• _Given records_:
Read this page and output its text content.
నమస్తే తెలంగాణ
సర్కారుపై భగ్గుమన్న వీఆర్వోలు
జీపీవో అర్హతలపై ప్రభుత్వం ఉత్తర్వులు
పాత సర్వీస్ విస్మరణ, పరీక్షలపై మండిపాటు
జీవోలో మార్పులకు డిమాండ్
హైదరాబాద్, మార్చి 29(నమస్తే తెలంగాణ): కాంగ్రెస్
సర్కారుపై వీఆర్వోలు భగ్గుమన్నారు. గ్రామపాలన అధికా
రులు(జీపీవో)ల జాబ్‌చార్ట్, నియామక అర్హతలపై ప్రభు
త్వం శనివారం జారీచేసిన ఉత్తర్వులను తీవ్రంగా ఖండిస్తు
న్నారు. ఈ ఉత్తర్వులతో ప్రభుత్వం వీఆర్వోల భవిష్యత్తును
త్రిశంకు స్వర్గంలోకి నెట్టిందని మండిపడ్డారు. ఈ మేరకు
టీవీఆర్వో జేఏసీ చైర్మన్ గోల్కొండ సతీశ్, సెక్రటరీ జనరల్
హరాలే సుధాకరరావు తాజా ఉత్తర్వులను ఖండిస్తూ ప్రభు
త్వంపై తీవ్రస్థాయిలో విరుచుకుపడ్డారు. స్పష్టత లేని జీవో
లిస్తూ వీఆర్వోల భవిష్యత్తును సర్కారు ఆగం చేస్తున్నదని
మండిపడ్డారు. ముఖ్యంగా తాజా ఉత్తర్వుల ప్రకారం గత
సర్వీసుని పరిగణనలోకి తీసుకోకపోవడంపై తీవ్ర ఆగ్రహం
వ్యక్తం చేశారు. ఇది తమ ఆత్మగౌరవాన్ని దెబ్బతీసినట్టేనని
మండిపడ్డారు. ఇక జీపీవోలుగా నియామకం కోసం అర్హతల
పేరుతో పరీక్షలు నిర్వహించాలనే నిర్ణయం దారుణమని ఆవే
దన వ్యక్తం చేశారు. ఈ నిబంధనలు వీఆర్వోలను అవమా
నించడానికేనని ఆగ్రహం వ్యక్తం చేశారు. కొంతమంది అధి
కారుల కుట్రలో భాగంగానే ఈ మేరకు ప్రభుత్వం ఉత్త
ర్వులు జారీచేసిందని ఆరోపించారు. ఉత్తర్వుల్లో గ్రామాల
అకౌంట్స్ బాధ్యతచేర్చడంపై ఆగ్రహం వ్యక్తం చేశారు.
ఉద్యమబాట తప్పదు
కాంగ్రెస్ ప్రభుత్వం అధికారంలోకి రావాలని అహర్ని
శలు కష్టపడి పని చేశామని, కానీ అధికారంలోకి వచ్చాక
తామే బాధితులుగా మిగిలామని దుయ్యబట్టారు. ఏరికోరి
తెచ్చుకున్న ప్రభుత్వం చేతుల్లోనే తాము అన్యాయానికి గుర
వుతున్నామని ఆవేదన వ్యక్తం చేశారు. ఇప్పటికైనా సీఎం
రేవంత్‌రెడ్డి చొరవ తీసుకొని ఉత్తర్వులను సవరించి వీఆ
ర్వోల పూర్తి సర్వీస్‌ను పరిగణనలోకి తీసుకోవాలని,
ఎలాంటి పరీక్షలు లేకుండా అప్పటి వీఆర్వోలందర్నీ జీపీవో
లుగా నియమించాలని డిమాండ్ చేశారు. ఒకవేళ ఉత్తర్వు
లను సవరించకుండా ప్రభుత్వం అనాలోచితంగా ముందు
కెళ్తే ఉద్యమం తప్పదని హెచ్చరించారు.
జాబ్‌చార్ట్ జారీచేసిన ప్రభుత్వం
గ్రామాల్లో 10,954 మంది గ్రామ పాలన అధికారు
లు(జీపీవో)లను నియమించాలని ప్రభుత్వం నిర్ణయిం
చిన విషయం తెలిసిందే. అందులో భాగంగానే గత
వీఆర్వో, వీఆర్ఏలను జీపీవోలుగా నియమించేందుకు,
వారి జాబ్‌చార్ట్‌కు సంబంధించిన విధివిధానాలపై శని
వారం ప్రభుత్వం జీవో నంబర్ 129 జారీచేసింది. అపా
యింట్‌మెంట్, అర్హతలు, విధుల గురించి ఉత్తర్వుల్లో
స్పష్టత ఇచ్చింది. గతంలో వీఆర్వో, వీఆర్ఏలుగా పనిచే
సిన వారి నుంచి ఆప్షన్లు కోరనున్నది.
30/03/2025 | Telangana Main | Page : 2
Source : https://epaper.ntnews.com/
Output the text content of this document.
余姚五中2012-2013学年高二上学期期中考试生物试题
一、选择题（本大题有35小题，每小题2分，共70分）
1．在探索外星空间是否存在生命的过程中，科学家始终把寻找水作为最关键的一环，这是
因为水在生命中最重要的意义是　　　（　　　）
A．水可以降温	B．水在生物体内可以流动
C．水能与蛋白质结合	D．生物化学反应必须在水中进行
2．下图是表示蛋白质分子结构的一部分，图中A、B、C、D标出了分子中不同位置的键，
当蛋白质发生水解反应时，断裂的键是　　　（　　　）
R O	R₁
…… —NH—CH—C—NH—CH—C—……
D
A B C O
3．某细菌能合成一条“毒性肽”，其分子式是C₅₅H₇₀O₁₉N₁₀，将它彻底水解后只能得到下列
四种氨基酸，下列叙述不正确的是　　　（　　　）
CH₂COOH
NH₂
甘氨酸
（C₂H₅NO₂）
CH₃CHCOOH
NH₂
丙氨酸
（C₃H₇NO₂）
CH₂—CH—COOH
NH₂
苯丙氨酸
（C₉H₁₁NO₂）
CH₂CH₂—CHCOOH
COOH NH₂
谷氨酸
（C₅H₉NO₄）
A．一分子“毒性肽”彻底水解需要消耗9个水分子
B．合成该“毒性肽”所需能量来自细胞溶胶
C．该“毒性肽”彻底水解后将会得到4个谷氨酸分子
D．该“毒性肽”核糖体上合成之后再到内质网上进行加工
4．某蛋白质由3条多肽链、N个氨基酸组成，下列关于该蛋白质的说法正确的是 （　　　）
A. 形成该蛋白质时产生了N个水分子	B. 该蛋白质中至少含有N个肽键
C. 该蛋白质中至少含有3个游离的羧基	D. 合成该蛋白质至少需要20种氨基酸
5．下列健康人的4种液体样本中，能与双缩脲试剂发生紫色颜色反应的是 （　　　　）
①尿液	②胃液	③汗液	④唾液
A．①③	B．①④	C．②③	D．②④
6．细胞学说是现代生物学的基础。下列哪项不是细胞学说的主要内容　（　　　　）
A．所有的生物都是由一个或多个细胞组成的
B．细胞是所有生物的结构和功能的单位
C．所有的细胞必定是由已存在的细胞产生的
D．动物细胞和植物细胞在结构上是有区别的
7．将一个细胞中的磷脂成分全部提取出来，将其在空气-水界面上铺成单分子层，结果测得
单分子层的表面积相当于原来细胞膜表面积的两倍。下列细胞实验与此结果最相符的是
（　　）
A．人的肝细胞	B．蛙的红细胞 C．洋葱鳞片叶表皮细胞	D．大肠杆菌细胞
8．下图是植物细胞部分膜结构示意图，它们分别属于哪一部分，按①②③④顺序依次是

• _Exercise goal_: Copy each line from the data above that includes "this".

• _The answer_:
Read this page and output its text content.
Output the text content of this document.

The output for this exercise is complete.